* [PROMPT] Lines that contain "battery" are to be counted; give only their number.

▽

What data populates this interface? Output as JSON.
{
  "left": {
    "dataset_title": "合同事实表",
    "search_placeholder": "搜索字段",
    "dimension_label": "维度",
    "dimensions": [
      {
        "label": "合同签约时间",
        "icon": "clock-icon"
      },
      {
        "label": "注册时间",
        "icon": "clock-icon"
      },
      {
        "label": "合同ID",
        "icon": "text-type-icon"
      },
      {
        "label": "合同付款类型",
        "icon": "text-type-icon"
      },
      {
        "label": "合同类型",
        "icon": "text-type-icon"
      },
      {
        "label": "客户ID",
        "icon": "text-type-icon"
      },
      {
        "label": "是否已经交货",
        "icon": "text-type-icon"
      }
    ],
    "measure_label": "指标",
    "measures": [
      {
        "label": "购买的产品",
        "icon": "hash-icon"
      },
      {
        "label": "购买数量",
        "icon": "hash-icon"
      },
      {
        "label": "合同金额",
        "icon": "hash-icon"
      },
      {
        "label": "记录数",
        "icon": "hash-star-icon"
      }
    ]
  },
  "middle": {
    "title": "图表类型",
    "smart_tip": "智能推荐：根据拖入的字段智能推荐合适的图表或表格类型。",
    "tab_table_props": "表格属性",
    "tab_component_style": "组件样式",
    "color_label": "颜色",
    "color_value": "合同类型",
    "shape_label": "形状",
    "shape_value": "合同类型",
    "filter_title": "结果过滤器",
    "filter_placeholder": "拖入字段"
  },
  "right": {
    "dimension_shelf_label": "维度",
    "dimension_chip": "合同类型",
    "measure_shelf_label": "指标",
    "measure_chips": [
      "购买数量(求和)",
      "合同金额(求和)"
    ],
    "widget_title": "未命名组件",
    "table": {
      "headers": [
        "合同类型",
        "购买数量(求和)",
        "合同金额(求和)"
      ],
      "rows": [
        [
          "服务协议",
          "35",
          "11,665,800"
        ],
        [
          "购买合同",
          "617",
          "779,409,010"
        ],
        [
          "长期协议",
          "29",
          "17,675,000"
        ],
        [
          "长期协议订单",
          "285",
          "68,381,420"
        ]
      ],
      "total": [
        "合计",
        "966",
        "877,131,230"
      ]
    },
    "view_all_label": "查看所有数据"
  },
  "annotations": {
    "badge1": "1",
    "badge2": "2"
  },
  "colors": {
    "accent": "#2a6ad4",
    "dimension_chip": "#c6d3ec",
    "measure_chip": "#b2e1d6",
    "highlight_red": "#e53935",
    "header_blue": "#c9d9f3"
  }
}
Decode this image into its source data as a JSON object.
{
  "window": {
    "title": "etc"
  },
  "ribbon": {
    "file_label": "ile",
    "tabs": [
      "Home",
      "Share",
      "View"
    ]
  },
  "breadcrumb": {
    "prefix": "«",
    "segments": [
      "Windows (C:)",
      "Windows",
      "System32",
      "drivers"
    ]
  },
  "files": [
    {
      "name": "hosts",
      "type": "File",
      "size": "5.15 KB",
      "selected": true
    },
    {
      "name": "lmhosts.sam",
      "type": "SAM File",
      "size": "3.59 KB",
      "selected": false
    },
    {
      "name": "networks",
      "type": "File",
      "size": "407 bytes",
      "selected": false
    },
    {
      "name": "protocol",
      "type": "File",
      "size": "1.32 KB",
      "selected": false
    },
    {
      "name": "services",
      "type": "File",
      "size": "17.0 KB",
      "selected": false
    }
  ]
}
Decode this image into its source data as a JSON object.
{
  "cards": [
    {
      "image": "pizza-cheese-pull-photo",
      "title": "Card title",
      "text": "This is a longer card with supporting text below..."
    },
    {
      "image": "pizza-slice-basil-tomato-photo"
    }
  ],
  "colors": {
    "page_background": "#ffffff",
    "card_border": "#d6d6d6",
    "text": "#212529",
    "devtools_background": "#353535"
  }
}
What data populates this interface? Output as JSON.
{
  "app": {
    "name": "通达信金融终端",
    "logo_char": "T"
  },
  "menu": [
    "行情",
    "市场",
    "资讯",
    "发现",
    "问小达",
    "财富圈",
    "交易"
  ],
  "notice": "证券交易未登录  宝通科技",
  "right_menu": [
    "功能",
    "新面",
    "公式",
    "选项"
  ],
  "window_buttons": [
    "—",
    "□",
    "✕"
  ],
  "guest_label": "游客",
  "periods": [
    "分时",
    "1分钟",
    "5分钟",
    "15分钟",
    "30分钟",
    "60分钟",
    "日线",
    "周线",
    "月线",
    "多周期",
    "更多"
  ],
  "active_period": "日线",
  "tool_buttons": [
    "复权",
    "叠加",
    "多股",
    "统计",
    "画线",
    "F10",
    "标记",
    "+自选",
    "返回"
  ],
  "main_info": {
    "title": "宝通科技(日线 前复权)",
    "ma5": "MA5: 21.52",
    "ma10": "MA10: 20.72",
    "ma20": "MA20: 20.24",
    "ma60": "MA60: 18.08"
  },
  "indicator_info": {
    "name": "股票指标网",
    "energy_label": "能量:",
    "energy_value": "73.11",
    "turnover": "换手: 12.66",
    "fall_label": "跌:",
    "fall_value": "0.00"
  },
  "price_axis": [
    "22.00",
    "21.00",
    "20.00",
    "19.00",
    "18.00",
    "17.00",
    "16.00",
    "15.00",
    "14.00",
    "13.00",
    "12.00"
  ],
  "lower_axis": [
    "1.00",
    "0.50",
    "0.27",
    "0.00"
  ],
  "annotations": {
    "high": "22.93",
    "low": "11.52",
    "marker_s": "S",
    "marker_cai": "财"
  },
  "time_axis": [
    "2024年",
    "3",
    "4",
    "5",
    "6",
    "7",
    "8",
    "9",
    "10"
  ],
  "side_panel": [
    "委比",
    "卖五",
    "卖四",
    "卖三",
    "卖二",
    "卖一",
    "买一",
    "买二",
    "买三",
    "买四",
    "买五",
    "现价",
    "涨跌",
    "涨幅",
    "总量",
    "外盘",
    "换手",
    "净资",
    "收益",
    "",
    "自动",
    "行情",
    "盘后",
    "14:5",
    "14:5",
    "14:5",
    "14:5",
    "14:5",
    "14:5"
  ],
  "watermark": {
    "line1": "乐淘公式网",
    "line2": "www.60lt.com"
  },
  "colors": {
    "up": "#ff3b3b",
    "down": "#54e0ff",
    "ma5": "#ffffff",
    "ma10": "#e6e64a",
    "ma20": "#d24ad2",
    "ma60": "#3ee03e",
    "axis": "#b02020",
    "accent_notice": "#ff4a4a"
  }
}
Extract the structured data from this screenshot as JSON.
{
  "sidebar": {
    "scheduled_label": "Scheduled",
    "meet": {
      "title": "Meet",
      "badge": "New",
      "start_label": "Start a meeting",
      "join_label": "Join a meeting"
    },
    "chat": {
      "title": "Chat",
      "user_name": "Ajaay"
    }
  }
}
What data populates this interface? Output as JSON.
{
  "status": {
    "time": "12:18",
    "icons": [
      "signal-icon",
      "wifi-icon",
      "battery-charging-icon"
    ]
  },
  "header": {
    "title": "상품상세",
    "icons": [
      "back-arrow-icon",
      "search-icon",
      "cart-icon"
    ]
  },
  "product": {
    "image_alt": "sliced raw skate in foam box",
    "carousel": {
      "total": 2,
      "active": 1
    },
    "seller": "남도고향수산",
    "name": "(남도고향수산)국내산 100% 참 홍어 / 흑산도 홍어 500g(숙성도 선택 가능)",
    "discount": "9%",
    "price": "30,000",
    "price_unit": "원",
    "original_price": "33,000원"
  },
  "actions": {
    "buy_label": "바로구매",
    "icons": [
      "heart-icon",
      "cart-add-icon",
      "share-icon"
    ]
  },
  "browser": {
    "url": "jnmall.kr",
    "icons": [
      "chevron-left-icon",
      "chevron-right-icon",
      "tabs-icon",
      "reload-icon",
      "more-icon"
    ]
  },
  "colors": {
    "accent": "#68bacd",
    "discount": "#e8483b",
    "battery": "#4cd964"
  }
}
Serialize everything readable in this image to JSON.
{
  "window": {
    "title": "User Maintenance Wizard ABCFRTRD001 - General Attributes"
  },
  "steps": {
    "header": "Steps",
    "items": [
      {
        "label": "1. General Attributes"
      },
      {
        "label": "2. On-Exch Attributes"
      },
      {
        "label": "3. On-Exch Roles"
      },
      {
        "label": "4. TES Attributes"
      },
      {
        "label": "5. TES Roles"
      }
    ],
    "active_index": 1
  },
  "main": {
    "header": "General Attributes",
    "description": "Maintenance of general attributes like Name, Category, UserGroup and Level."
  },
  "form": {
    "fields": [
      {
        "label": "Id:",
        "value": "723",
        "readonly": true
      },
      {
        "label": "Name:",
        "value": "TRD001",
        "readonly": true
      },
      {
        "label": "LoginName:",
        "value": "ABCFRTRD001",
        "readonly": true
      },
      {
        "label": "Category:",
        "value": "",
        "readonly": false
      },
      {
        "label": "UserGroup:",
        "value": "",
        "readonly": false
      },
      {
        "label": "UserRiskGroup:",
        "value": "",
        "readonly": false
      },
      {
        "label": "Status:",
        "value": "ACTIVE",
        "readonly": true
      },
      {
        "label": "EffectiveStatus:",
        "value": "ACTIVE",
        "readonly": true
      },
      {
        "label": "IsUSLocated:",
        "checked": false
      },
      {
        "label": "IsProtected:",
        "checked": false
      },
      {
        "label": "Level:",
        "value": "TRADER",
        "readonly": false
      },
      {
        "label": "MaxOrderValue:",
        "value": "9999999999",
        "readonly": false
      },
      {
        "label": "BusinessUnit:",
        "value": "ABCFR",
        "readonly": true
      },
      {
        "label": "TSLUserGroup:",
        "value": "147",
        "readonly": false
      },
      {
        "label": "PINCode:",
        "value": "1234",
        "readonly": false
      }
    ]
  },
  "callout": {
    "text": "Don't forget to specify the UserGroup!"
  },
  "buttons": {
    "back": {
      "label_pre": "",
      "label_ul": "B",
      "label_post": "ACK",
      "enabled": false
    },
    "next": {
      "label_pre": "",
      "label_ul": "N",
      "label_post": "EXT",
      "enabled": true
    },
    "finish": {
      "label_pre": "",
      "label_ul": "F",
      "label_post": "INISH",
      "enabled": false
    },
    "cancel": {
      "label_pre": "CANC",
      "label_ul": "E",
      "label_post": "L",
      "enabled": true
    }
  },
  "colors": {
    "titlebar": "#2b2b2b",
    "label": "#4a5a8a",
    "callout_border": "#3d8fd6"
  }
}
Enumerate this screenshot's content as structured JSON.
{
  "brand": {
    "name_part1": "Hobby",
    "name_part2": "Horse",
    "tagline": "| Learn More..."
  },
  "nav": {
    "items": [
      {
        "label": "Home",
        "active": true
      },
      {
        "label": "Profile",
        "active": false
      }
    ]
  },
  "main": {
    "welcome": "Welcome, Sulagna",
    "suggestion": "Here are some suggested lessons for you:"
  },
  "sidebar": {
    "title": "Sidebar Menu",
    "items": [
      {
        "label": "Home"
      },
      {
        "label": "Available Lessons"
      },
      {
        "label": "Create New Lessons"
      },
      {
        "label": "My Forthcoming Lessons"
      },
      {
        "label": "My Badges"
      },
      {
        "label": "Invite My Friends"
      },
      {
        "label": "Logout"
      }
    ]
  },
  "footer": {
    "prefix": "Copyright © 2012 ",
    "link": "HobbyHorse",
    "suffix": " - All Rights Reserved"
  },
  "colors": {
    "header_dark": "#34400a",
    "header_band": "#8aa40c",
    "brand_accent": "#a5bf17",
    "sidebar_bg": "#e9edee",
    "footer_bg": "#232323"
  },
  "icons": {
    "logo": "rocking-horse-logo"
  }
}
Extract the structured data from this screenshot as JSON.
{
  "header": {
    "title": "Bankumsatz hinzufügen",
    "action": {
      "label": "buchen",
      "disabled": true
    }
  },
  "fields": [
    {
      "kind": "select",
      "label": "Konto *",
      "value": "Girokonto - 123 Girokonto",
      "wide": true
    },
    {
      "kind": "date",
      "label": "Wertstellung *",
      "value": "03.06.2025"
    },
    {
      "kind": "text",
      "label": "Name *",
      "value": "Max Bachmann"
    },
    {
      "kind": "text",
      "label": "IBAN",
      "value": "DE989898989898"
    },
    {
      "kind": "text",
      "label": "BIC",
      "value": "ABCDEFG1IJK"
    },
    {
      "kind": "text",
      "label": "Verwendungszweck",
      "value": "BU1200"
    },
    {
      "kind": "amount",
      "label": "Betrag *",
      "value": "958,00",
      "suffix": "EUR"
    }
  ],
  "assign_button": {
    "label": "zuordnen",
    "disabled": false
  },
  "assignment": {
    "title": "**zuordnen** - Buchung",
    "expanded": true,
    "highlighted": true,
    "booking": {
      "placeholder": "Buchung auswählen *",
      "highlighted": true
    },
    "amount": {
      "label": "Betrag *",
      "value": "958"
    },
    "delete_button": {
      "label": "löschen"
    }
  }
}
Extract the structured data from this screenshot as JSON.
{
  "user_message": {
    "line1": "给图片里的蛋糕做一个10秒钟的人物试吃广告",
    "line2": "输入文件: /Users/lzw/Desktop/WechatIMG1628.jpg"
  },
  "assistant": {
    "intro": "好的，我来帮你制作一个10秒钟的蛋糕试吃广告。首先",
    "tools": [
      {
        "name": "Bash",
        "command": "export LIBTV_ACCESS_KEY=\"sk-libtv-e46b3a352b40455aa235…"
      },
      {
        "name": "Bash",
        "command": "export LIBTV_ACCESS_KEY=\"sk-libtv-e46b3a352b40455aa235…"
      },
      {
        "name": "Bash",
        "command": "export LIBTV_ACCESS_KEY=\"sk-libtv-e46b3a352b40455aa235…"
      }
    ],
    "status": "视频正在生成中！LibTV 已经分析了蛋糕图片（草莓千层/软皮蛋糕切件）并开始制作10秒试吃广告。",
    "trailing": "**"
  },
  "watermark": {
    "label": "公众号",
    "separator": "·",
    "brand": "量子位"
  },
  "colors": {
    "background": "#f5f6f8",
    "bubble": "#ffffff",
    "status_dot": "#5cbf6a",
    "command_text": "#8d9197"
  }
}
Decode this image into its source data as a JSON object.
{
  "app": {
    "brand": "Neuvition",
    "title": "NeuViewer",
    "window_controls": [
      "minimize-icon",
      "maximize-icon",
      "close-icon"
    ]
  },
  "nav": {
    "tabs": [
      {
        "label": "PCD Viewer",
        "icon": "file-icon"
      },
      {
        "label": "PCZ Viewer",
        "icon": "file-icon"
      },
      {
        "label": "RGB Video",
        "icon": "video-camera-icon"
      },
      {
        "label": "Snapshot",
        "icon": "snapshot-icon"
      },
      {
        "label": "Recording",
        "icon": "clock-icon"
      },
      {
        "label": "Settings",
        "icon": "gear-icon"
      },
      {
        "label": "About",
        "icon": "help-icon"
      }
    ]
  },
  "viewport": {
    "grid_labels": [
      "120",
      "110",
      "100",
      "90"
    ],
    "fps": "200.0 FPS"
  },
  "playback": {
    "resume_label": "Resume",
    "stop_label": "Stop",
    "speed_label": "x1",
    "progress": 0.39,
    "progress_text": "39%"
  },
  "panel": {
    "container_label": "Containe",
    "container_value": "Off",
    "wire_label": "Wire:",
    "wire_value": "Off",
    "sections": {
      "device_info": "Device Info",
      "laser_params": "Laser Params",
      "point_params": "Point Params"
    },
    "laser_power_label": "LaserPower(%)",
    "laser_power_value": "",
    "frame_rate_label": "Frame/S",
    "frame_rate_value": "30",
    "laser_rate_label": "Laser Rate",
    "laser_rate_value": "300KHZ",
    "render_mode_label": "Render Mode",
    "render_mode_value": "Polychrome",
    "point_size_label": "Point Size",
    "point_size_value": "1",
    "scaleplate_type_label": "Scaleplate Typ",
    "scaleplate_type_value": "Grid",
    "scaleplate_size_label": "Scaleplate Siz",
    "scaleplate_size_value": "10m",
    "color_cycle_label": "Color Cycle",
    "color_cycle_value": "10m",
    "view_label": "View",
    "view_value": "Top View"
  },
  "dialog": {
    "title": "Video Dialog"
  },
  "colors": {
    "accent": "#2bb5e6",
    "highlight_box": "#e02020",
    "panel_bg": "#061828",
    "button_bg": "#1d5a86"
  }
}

△

* [THE REPLY] 2